Pictures do not belong in the copy; quote every entry below exactly.

◆ ◆ ◆

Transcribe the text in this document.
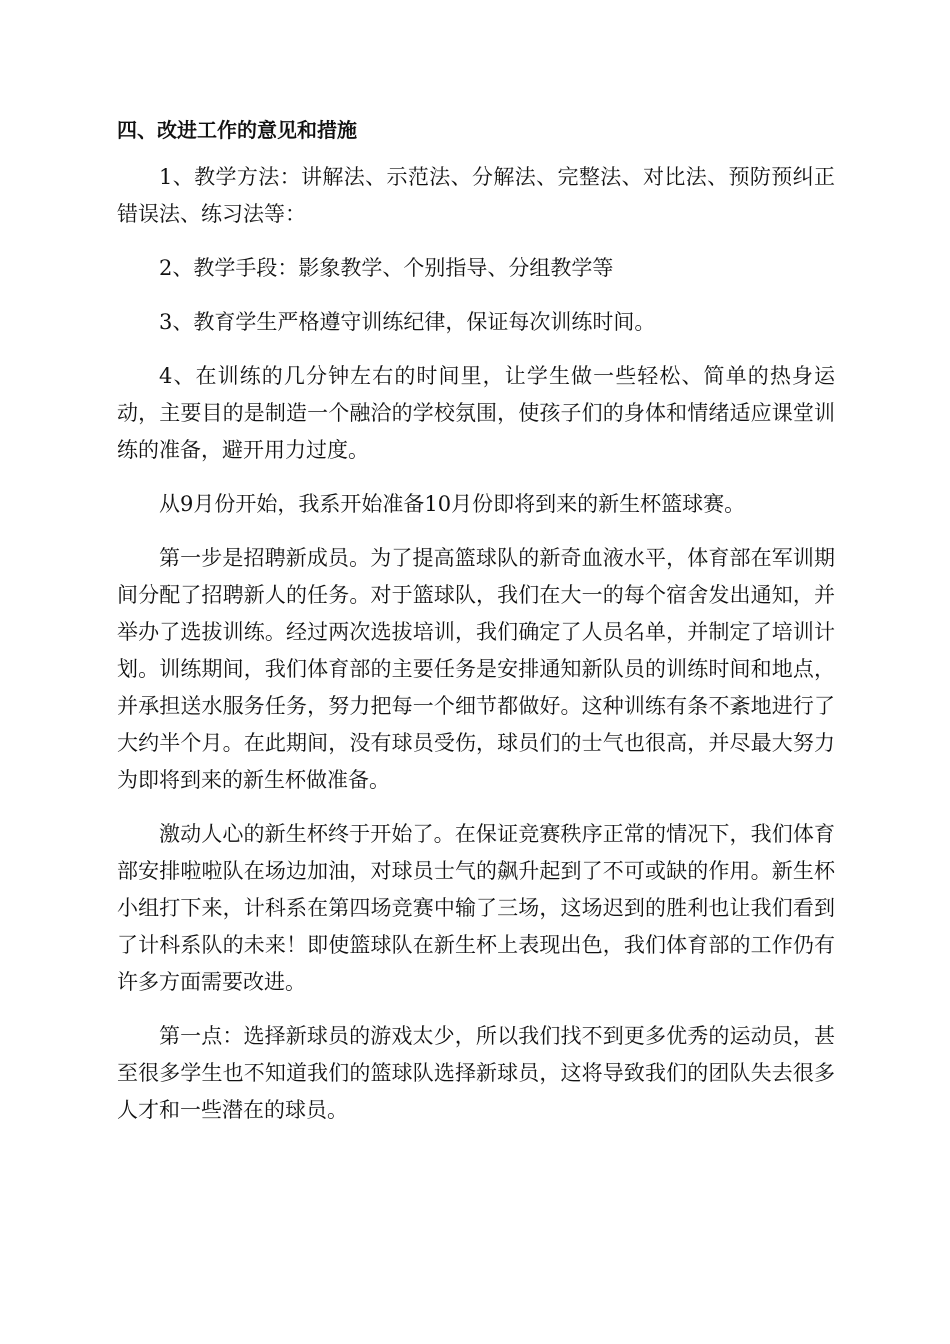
四、改进工作的意见和措施

1、教学方法：讲解法、示范法、分解法、完整法、对比法、预防预纠正错误法、练习法等：

2、教学手段：影象教学、个别指导、分组教学等

3、教育学生严格遵守训练纪律，保证每次训练时间。

4、在训练的几分钟左右的时间里，让学生做一些轻松、简单的热身运动，主要目的是制造一个融洽的学校氛围，使孩子们的身体和情绪适应课堂训练的准备，避开用力过度。

从9月份开始，我系开始准备10月份即将到来的新生杯篮球赛。

第一步是招聘新成员。为了提高篮球队的新奇血液水平，体育部在军训期间分配了招聘新人的任务。对于篮球队，我们在大一的每个宿舍发出通知，并举办了选拔训练。经过两次选拔培训，我们确定了人员名单，并制定了培训计划。训练期间，我们体育部的主要任务是安排通知新队员的训练时间和地点，并承担送水服务任务，努力把每一个细节都做好。这种训练有条不紊地进行了大约半个月。在此期间，没有球员受伤，球员们的士气也很高，并尽最大努力为即将到来的新生杯做准备。

激动人心的新生杯终于开始了。在保证竞赛秩序正常的情况下，我们体育部安排啦啦队在场边加油，对球员士气的飙升起到了不可或缺的作用。新生杯小组打下来，计科系在第四场竞赛中输了三场，这场迟到的胜利也让我们看到了计科系队的未来！即使篮球队在新生杯上表现出色，我们体育部的工作仍有许多方面需要改进。

第一点：选择新球员的游戏太少，所以我们找不到更多优秀的运动员，甚至很多学生也不知道我们的篮球队选择新球员，这将导致我们的团队失去很多人才和一些潜在的球员。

◆ ◆ ◆

> [Exercise answer]:
Transcribe the text in this document.
四、改进工作的意见和措施

1、教学方法：讲解法、示范法、分解法、完整法、对比法、预防预纠正错误法、练习法等：

2、教学手段：影象教学、个别指导、分组教学等

3、教育学生严格遵守训练纪律，保证每次训练时间。

4、在训练的几分钟左右的时间里，让学生做一些轻松、简单的热身运动，主要目的是制造一个融洽的学校氛围，使孩子们的身体和情绪适应课堂训练的准备，避开用力过度。

从9月份开始，我系开始准备10月份即将到来的新生杯篮球赛。

第一步是招聘新成员。为了提高篮球队的新奇血液水平，体育部在军训期间分配了招聘新人的任务。对于篮球队，我们在大一的每个宿舍发出通知，并举办了选拔训练。经过两次选拔培训，我们确定了人员名单，并制定了培训计划。训练期间，我们体育部的主要任务是安排通知新队员的训练时间和地点，并承担送水服务任务，努力把每一个细节都做好。这种训练有条不紊地进行了大约半个月。在此期间，没有球员受伤，球员们的士气也很高，并尽最大努力为即将到来的新生杯做准备。

激动人心的新生杯终于开始了。在保证竞赛秩序正常的情况下，我们体育部安排啦啦队在场边加油，对球员士气的飙升起到了不可或缺的作用。新生杯小组打下来，计科系在第四场竞赛中输了三场，这场迟到的胜利也让我们看到了计科系队的未来！即使篮球队在新生杯上表现出色，我们体育部的工作仍有许多方面需要改进。

第一点：选择新球员的游戏太少，所以我们找不到更多优秀的运动员，甚至很多学生也不知道我们的篮球队选择新球员，这将导致我们的团队失去很多人才和一些潜在的球员。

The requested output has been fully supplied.